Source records
━━━━━━━━━━━━━━━━

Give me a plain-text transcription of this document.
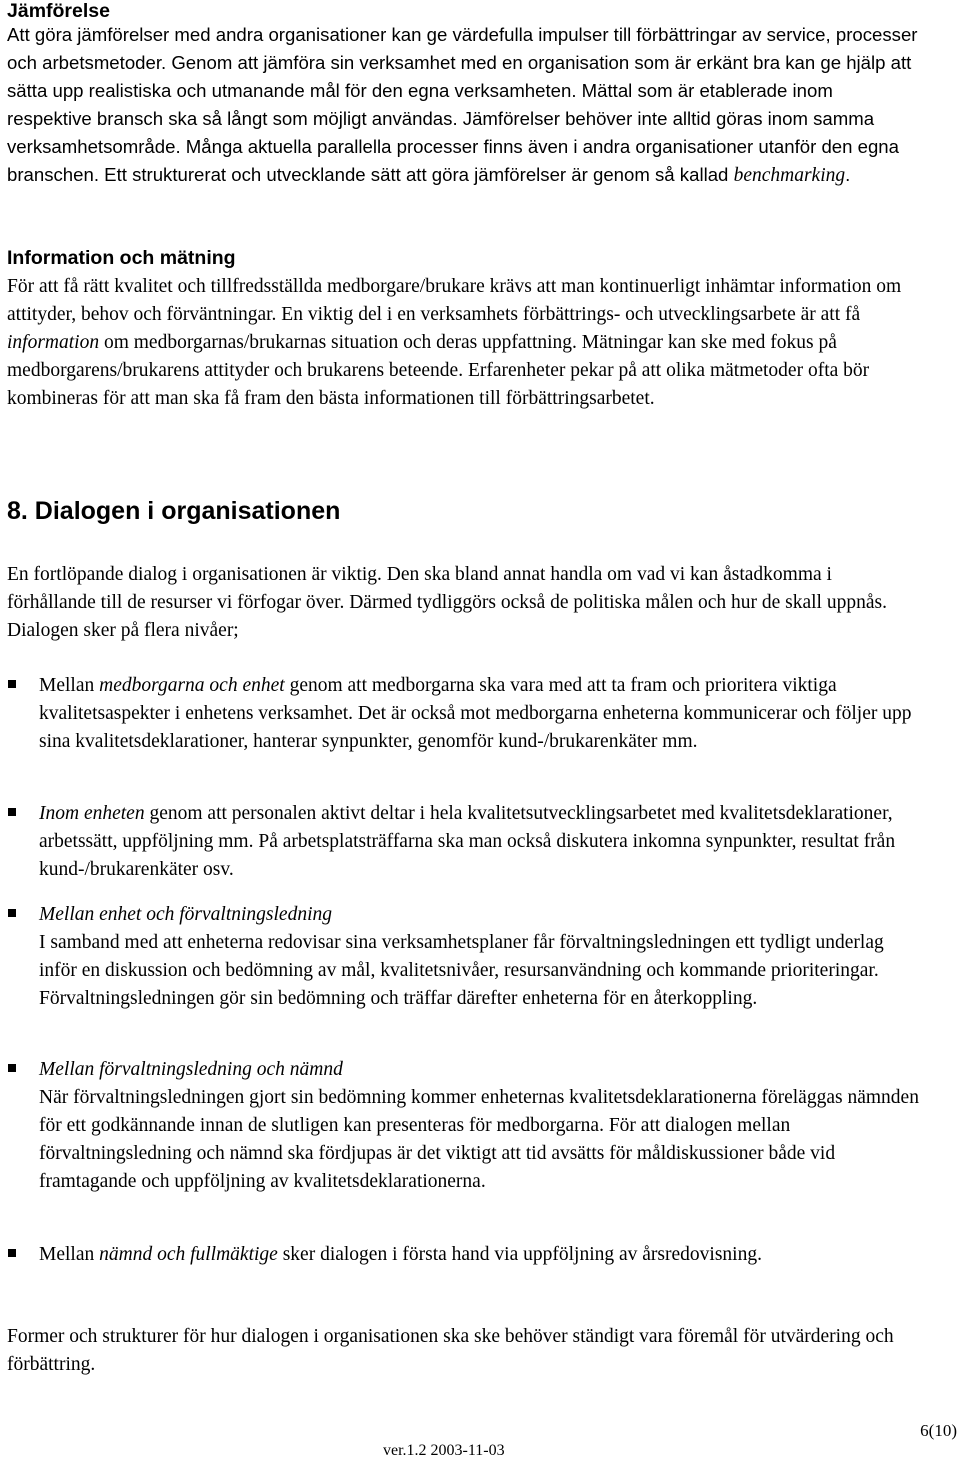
Jämförelse

Att göra jämförelser med andra organisationer kan ge värdefulla impulser till förbättringar av service, processer och arbetsmetoder. Genom att jämföra sin verksamhet med en organisation som är erkänt bra kan ge hjälp att sätta upp realistiska och utmanande mål för den egna verksamheten. Mättal som är etablerade inom respektive bransch ska så långt som möjligt användas. Jämförelser behöver inte alltid göras inom samma verksamhetsområde. Många aktuella parallella processer finns även i andra organisationer utanför den egna branschen. Ett strukturerat och utvecklande sätt att göra jämförelser är genom så kallad benchmarking.

Information och mätning

För att få rätt kvalitet och tillfredsställda medborgare/brukare krävs att man kontinuerligt inhämtar information om attityder, behov och förväntningar. En viktig del i en verksamhets förbättrings- och utvecklingsarbete är att få information om medborgarnas/brukarnas situation och deras uppfattning. Mätningar kan ske med fokus på medborgarens/brukarens attityder och brukarens beteende. Erfarenheter pekar på att olika mätmetoder ofta bör kombineras för att man ska få fram den bästa informationen till förbättringsarbetet.

8. Dialogen i organisationen

En fortlöpande dialog i organisationen är viktig. Den ska bland annat handla om vad vi kan åstadkomma i förhållande till de resurser vi förfogar över. Därmed tydliggörs också de politiska målen och hur de skall uppnås. Dialogen sker på flera nivåer;

Mellan medborgarna och enhet genom att medborgarna ska vara med att ta fram och prioritera viktiga kvalitetsaspekter i enhetens verksamhet. Det är också mot medborgarna enheterna kommunicerar och följer upp sina kvalitetsdeklarationer, hanterar synpunkter, genomför kund-/brukarenkäter mm.

Inom enheten genom att personalen aktivt deltar i hela kvalitetsutvecklingsarbetet med kvalitetsdeklarationer, arbetssätt, uppföljning mm. På arbetsplatsträffarna ska man också diskutera inkomna synpunkter, resultat från kund-/brukarenkäter osv.

Mellan enhet och förvaltningsledning

I samband med att enheterna redovisar sina verksamhetsplaner får förvaltningsledningen ett tydligt underlag inför en diskussion och bedömning av mål, kvalitetsnivåer, resursanvändning och kommande prioriteringar. Förvaltningsledningen gör sin bedömning och träffar därefter enheterna för en återkoppling.

Mellan förvaltningsledning och nämnd

När förvaltningsledningen gjort sin bedömning kommer enheternas kvalitetsdeklarationerna föreläggas nämnden för ett godkännande innan de slutligen kan presenteras för medborgarna. För att dialogen mellan förvaltningsledning och nämnd ska fördjupas är det viktigt att tid avsätts för måldiskussioner både vid framtagande och uppföljning av kvalitetsdeklarationerna.

Mellan nämnd och fullmäktige sker dialogen i första hand via uppföljning av årsredovisning.

Former och strukturer för hur dialogen i organisationen ska ske behöver ständigt vara föremål för utvärdering och förbättring.

6(10)
ver.1.2 2003-11-03
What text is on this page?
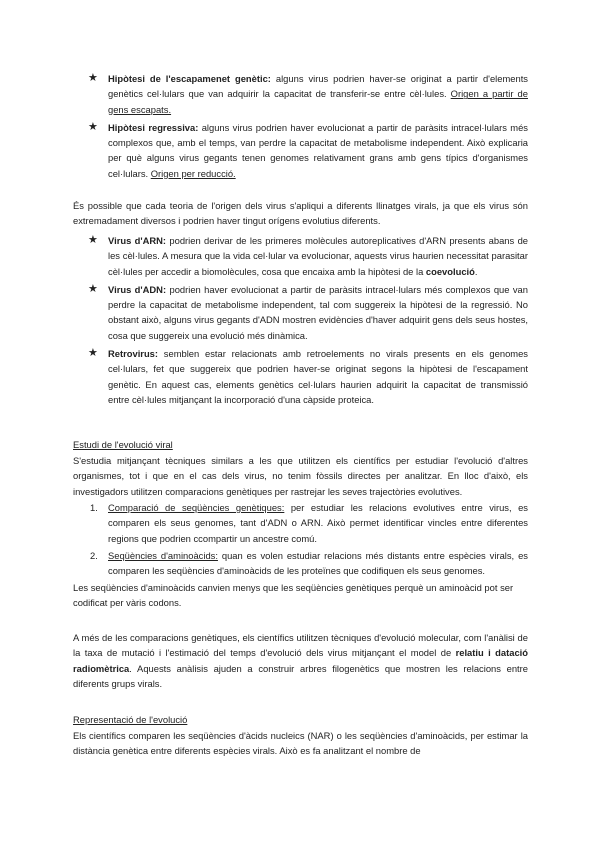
★ Hipòtesi de l'escapamenet genètic: alguns virus podrien haver-se originat a partir d'elements genètics cel·lulars que van adquirir la capacitat de transferir-se entre cèl·lules. Origen a partir de gens escapats.
★ Hipòtesi regressiva: alguns virus podrien haver evolucionat a partir de paràsits intracel·lulars més complexos que, amb el temps, van perdre la capacitat de metabolisme independent. Això explicaria per què alguns virus gegants tenen genomes relativament grans amb gens típics d'organismes cel·lulars. Origen per reducció.

És possible que cada teoria de l'origen dels virus s'apliqui a diferents llinatges virals, ja que els virus són extremadament diversos i podrien haver tingut orígens evolutius diferents.

★ Virus d'ARN: podrien derivar de les primeres molècules autoreplicatives d'ARN presents abans de les cèl·lules. A mesura que la vida cel·lular va evolucionar, aquests virus haurien necessitat parasitar cèl·lules per accedir a biomolècules, cosa que encaixa amb la hipòtesi de la coevolució.
★ Virus d'ADN: podrien haver evolucionat a partir de paràsits intracel·lulars més complexos que van perdre la capacitat de metabolisme independent, tal com suggereix la hipòtesi de la regressió. No obstant això, alguns virus gegants d'ADN mostren evidències d'haver adquirit gens dels seus hostes, cosa que suggereix una evolució més dinàmica.
★ Retrovirus: semblen estar relacionats amb retroelements no virals presents en els genomes cel·lulars, fet que suggereix que podrien haver-se originat segons la hipòtesi de l'escapament genètic. En aquest cas, elements genètics cel·lulars haurien adquirit la capacitat de transmissió entre cèl·lules mitjançant la incorporació d'una càpside proteica.

Estudi de l'evolució viral

S'estudia mitjançant tècniques similars a les que utilitzen els científics per estudiar l'evolució d'altres organismes, tot i que en el cas dels virus, no tenim fòssils directes per analitzar. En lloc d'això, els investigadors utilitzen comparacions genètiques per rastrejar les seves trajectòries evolutives.

1. Comparació de seqüències genètiques: per estudiar les relacions evolutives entre virus, es comparen els seus genomes, tant d'ADN o ARN. Això permet identificar vincles entre diferentes regions que podrien ccompartir un ancestre comú.
2. Seqüències d'aminoàcids: quan es volen estudiar relacions més distants entre espècies virals, es comparen les seqüències d'aminoàcids de les proteïnes que codifiquen els seus genomes.

Les seqüències d'aminoàcids canvien menys que les seqüències genètiques perquè un aminoàcid pot ser codificat per vàris codons.

A més de les comparacions genètiques, els científics utilitzen tècniques d'evolució molecular, com l'anàlisi de la taxa de mutació i l'estimació del temps d'evolució dels virus mitjançant el model de relatiu i datació radiomètrica. Aquests anàlisis ajuden a construir arbres filogenètics que mostren les relacions entre diferents grups virals.

Representació de l'evolució

Els científics comparen les seqüències d'àcids nucleics (NAR) o les seqüències d'aminoàcids, per estimar la distància genètica entre diferents espècies virals. Això es fa analitzant el nombre de
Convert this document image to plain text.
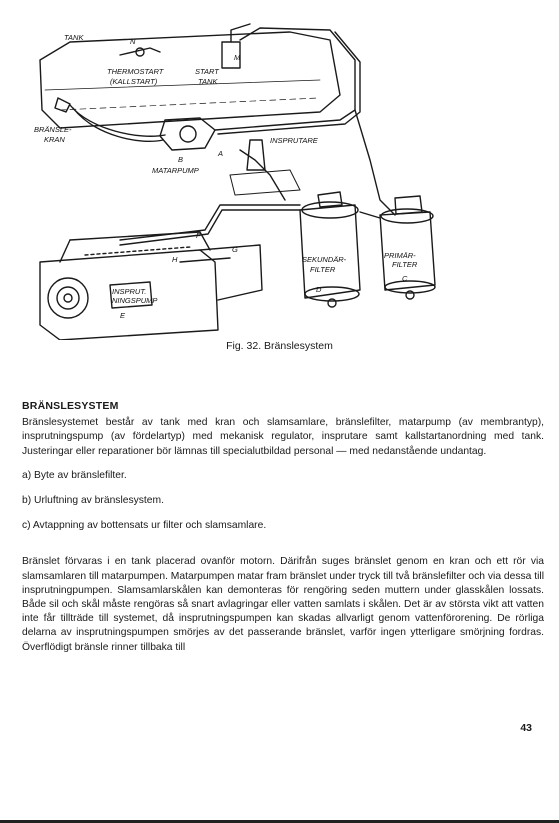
TANK	N
THERMOSTART
(KALLSTART)
M
START
TANK
BRÄNSLE-
KRAN	INSPRUTARE
A
B
MATARPUMP
F
G
H	SEKUNDÄR-
FILTER
D
PRIMÄR-
FILTER
C
INSPRUT.
NINGSPUMP
E
Fig. 32. Bränslesystem
BRÄNSLESYSTEM

Bränslesystemet består av tank med kran och slamsamlare, bränslefilter, matarpump (av membrantyp), insprutningspump (av fördelartyp) med mekanisk regulator, insprutare samt kallstartanordning med tank. Justeringar eller reparationer bör lämnas till specialutbildad personal — med nedanstående undantag.

a) Byte av bränslefilter.
b) Urluftning av bränslesystem.
c) Avtappning av bottensats ur filter och slamsamlare.

Bränslet förvaras i en tank placerad ovanför motorn. Därifrån suges bränslet genom en kran och ett rör via slamsamlaren till matarpumpen. Matarpumpen matar fram bränslet under tryck till två bränslefilter och via dessa till insprutningpumpen. Slamsamlarskålen kan demonteras för rengöring seden muttern under glasskålen lossats. Både sil och skål måste rengöras så snart avlagringar eller vatten samlats i skålen. Det är av största vikt att vatten inte får tillträde till systemet, då insprutningspumpen kan skadas allvarligt genom vattenförorening. De rörliga delarna av insprutningspumpen smörjes av det passerande bränslet, varför ingen ytterligare smörjning fordras. Överflödigt bränsle rinner tillbaka till

43
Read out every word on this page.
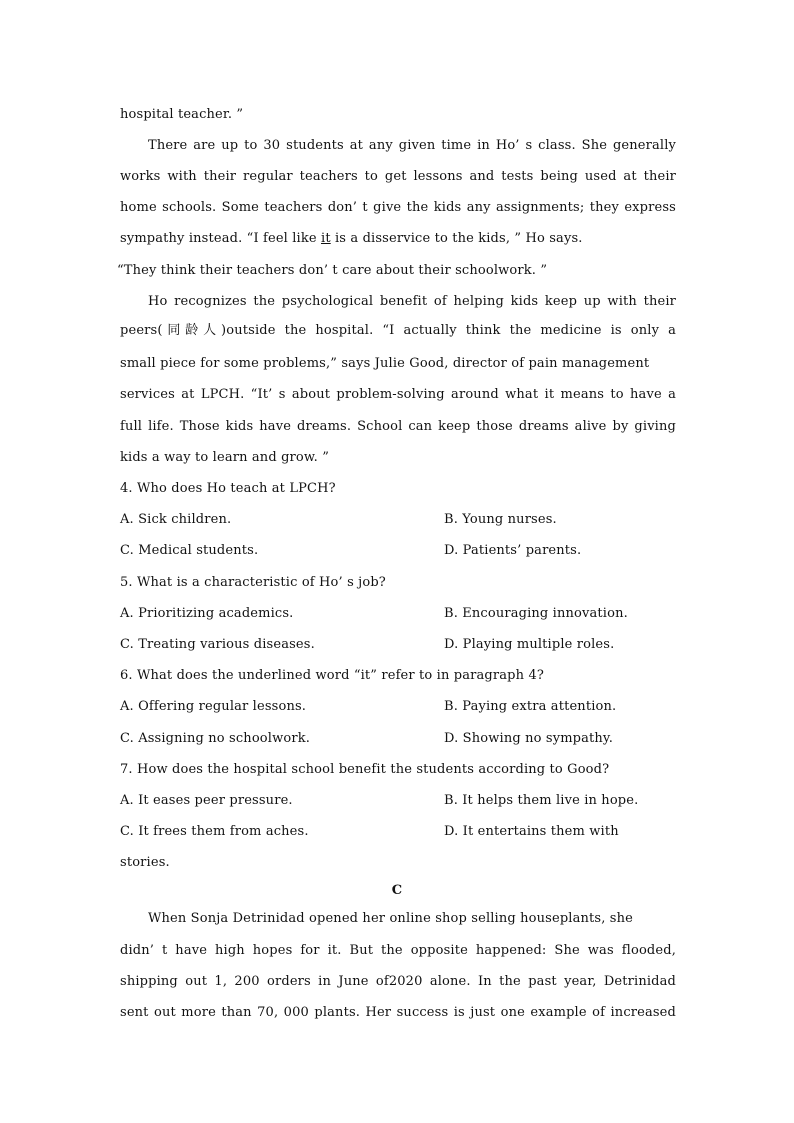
hospital teacher. ”
There are up to 30 students at any given time in Ho’ s class. She generally
works with their regular teachers to get lessons and tests being used at their
home schools. Some teachers don’ t give the kids any assignments; they express
sympathy instead. “I feel like it is a disservice to the kids, ” Ho says.
“They think their teachers don’ t care about their schoolwork. ”
Ho recognizes the psychological benefit of helping kids keep up with their
peers(同龄人)outside the hospital. “I actually think the medicine is only a
small piece for some problems,” says Julie Good, director of pain management
services at LPCH. “It’ s about problem-solving around what it means to have a
full life. Those kids have dreams. School can keep those dreams alive by giving
kids a way to learn and grow. ”
4. Who does Ho teach at LPCH?
A. Sick children.	B. Young nurses.
C. Medical students.	D. Patients’ parents.
5. What is a characteristic of Ho’ s job?
A. Prioritizing academics.	B. Encouraging innovation.
C. Treating various diseases.	D. Playing multiple roles.
6. What does the underlined word “it” refer to in paragraph 4?
A. Offering regular lessons.	B. Paying extra attention.
C. Assigning no schoolwork.	D. Showing no sympathy.
7. How does the hospital school benefit the students according to Good?
A. It eases peer pressure.	B. It helps them live in hope.
C. It frees them from aches.	D. It entertains them with
stories.
C
When Sonja Detrinidad opened her online shop selling houseplants, she
didn’ t have high hopes for it. But the opposite happened: She was flooded,
shipping out 1, 200 orders in June of2020 alone. In the past year, Detrinidad
sent out more than 70, 000 plants. Her success is just one example of increased
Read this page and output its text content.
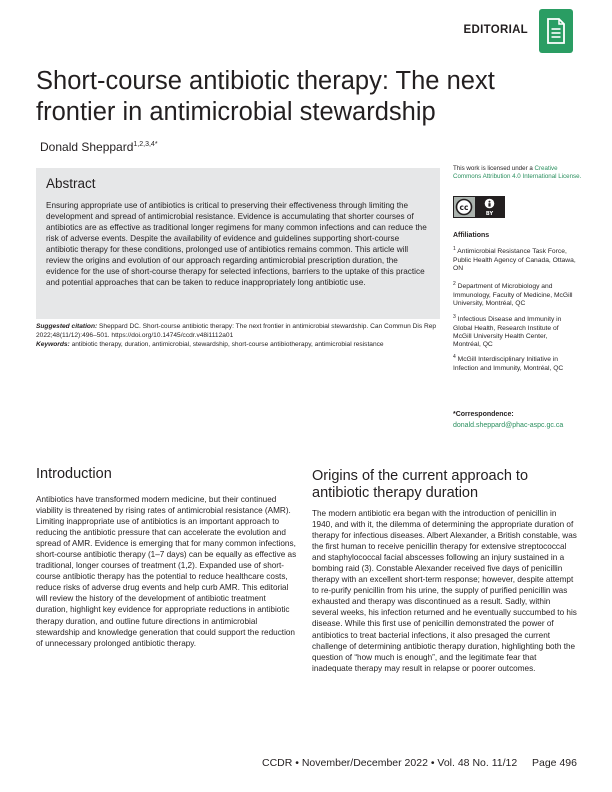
EDITORIAL
Short-course antibiotic therapy: The next frontier in antimicrobial stewardship
Donald Sheppard$^{1,2,3,4*}$
Abstract
Ensuring appropriate use of antibiotics is critical to preserving their effectiveness through limiting the development and spread of antimicrobial resistance. Evidence is accumulating that shorter courses of antibiotics are as effective as traditional longer regimens for many common infections and can reduce the risk of adverse events. Despite the availability of evidence and guidelines supporting short-course antibiotic therapy for these conditions, prolonged use of antibiotics remains common. This article will review the origins and evolution of our approach regarding antimicrobial prescription duration, the evidence for the use of short-course therapy for selected infections, barriers to the uptake of this practice and potential approaches that can be taken to reduce inappropriately long antibiotic use.
Suggested citation: Sheppard DC. Short-course antibiotic therapy: The next frontier in antimicrobial stewardship. Can Commun Dis Rep 2022;48(11/12):496–501. https://doi.org/10.14745/ccdr.v48i1112a01
Keywords: antibiotic therapy, duration, antimicrobial, stewardship, short-course antibiotherapy, antimicrobial resistance
This work is licensed under a Creative Commons Attribution 4.0 International License.
cc
BY
Affiliations
$^1$ Antimicrobial Resistance Task Force, Public Health Agency of Canada, Ottawa, ON
$^2$ Department of Microbiology and Immunology, Faculty of Medicine, McGill University, Montréal, QC
$^3$ Infectious Disease and Immunity in Global Health, Research Institute of McGill University Health Center, Montréal, QC
$^4$ McGill Interdisciplinary Initiative in Infection and Immunity, Montréal, QC
*Correspondence:
donald.sheppard@phac-aspc.gc.ca
Introduction
Antibiotics have transformed modern medicine, but their continued viability is threatened by rising rates of antimicrobial resistance (AMR). Limiting inappropriate use of antibiotics is an important approach to reducing the antibiotic pressure that can accelerate the evolution and spread of AMR. Evidence is emerging that for many common infections, short-course antibiotic therapy (1–7 days) can be equally as effective as traditional, longer courses of treatment (1,2). Expanded use of short-course antibiotic therapy has the potential to reduce healthcare costs, reduce risks of adverse drug events and help curb AMR. This editorial will review the history of the development of antibiotic treatment duration, highlight key evidence for appropriate reductions in antibiotic therapy duration, and outline future directions in antimicrobial stewardship and knowledge generation that could support the reduction of unnecessary prolonged antibiotic therapy.
Origins of the current approach to antibiotic therapy duration
The modern antibiotic era began with the introduction of penicillin in 1940, and with it, the dilemma of determining the appropriate duration of therapy for infectious diseases. Albert Alexander, a British constable, was the first human to receive penicillin therapy for extensive streptococcal and staphylococcal facial abscesses following an injury sustained in a bombing raid (3). Constable Alexander received five days of penicillin therapy with an excellent short-term response; however, despite attempt to re-purify penicillin from his urine, the supply of purified penicillin was exhausted and therapy was discontinued as a result. Sadly, within several weeks, his infection returned and he eventually succumbed to his disease. While this first use of penicillin demonstrated the power of antibiotics to treat bacterial infections, it also presaged the current challenge of determining antibiotic therapy duration, highlighting both the question of “how much is enough”, and the legitimate fear that inadequate therapy may result in relapse or poorer outcomes.
CCDR • November/December 2022 • Vol. 48 No. 11/12 Page 496
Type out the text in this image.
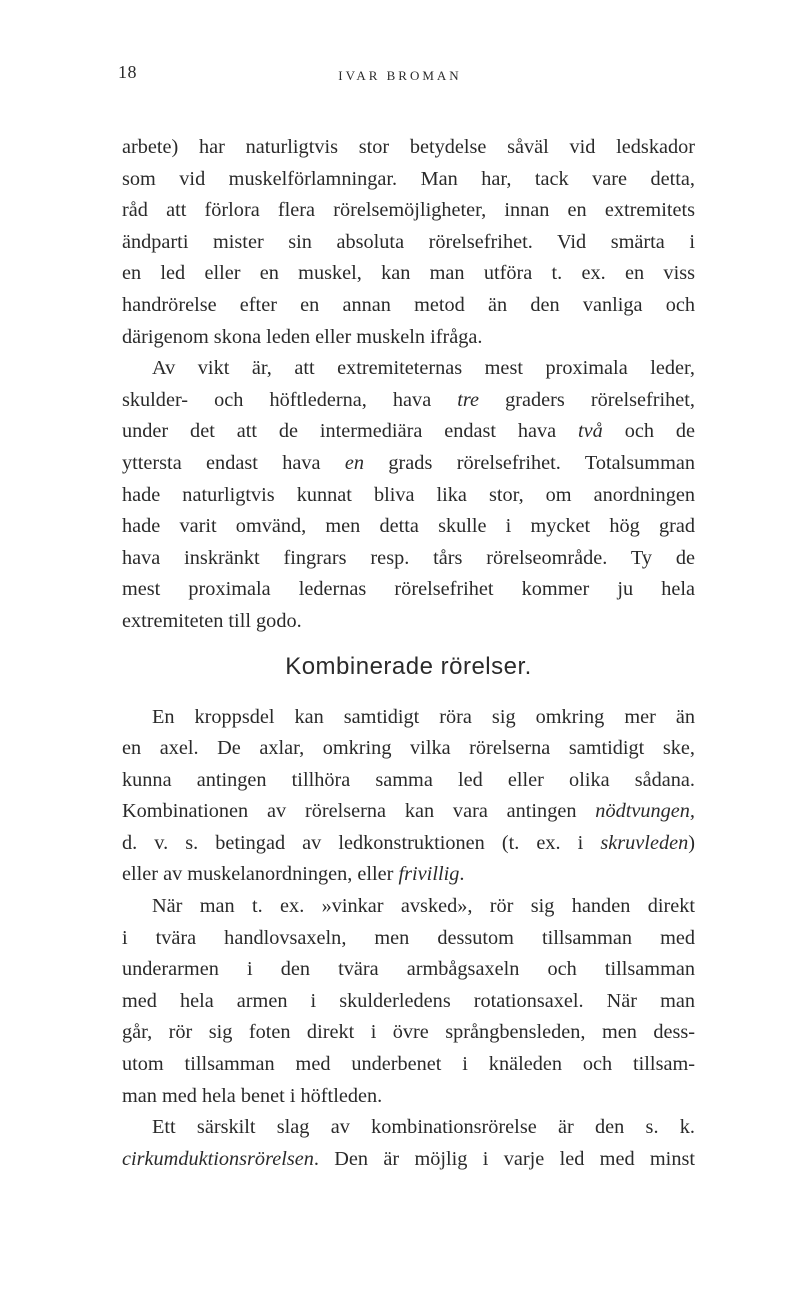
18	IVAR BROMAN
arbete) har naturligtvis stor betydelse såväl vid ledskador
som vid muskelförlamningar. Man har, tack vare detta,
råd att förlora flera rörelsemöjligheter, innan en extremitets
ändparti mister sin absoluta rörelsefrihet. Vid smärta i
en led eller en muskel, kan man utföra t. ex. en viss
handrörelse efter en annan metod än den vanliga och
därigenom skona leden eller muskeln ifråga.
Av vikt är, att extremiteternas mest proximala leder,
skulder- och höftlederna, hava tre graders rörelsefrihet,
under det att de intermediära endast hava två och de
yttersta endast hava en grads rörelsefrihet. Totalsumman
hade naturligtvis kunnat bliva lika stor, om anordningen
hade varit omvänd, men detta skulle i mycket hög grad
hava inskränkt fingrars resp. tårs rörelseområde. Ty de
mest proximala ledernas rörelsefrihet kommer ju hela
extremiteten till godo.
Kombinerade rörelser.
En kroppsdel kan samtidigt röra sig omkring mer än
en axel. De axlar, omkring vilka rörelserna samtidigt ske,
kunna antingen tillhöra samma led eller olika sådana.
Kombinationen av rörelserna kan vara antingen nödtvungen,
d. v. s. betingad av ledkonstruktionen (t. ex. i skruvleden)
eller av muskelanordningen, eller frivillig.
När man t. ex. »vinkar avsked», rör sig handen direkt
i tvära handlovsaxeln, men dessutom tillsamman med
underarmen i den tvära armbågsaxeln och tillsamman
med hela armen i skulderledens rotationsaxel. När man
går, rör sig foten direkt i övre språngbensleden, men dess-
utom tillsamman med underbenet i knäleden och tillsam-
man med hela benet i höftleden.
Ett särskilt slag av kombinationsrörelse är den s. k.
cirkumduktionsrörelsen. Den är möjlig i varje led med minst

━━━━━━━━━━━━━━━━

State the number of lines in the records that contain the string "LPCH", and nothing more.

2